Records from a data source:
....

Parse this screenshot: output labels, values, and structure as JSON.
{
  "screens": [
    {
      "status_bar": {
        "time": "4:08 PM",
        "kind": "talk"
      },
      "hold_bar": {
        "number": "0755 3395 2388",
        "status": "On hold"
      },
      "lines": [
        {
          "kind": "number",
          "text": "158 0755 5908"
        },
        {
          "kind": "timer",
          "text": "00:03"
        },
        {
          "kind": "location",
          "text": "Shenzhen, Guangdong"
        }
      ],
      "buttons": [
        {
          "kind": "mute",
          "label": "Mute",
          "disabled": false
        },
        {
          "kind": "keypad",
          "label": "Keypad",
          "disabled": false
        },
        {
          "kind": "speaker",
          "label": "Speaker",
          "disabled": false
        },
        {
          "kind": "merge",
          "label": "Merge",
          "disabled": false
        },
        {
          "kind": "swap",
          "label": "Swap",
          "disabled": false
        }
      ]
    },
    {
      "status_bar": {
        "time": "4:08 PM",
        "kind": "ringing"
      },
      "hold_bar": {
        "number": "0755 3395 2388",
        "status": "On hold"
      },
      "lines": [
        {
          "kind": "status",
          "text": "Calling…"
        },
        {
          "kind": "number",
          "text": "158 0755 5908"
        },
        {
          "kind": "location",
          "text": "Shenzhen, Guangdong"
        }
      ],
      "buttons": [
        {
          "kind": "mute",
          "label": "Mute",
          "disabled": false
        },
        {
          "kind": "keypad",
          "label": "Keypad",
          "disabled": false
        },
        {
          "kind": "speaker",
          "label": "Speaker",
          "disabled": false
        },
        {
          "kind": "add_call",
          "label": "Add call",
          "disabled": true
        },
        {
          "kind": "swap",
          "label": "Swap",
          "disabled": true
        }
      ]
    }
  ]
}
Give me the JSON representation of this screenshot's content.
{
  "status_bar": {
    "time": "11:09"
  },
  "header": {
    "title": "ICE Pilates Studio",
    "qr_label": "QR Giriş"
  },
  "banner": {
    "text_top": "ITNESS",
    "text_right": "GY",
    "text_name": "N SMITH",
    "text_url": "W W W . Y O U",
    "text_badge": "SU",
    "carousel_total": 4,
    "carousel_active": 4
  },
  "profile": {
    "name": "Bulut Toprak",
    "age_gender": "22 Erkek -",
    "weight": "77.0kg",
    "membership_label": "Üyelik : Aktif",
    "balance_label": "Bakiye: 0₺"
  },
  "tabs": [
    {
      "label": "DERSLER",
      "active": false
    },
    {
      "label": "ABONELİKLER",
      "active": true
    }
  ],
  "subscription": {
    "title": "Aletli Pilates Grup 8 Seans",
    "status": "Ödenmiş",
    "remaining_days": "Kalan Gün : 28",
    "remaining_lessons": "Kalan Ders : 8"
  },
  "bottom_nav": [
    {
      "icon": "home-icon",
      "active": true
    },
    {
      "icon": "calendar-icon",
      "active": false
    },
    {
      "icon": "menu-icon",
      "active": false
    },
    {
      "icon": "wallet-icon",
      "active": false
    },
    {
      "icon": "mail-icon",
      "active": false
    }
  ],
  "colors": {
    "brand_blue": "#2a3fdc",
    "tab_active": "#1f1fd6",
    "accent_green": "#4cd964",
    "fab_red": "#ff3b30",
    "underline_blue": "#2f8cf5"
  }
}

....

### EXERCISE
Lines of the material that contain the word "icon" are to be gathered.

### RESULT OF THIS TASK
      "icon": "home-icon",
      "icon": "calendar-icon",
      "icon": "menu-icon",
      "icon": "wallet-icon",
      "icon": "mail-icon",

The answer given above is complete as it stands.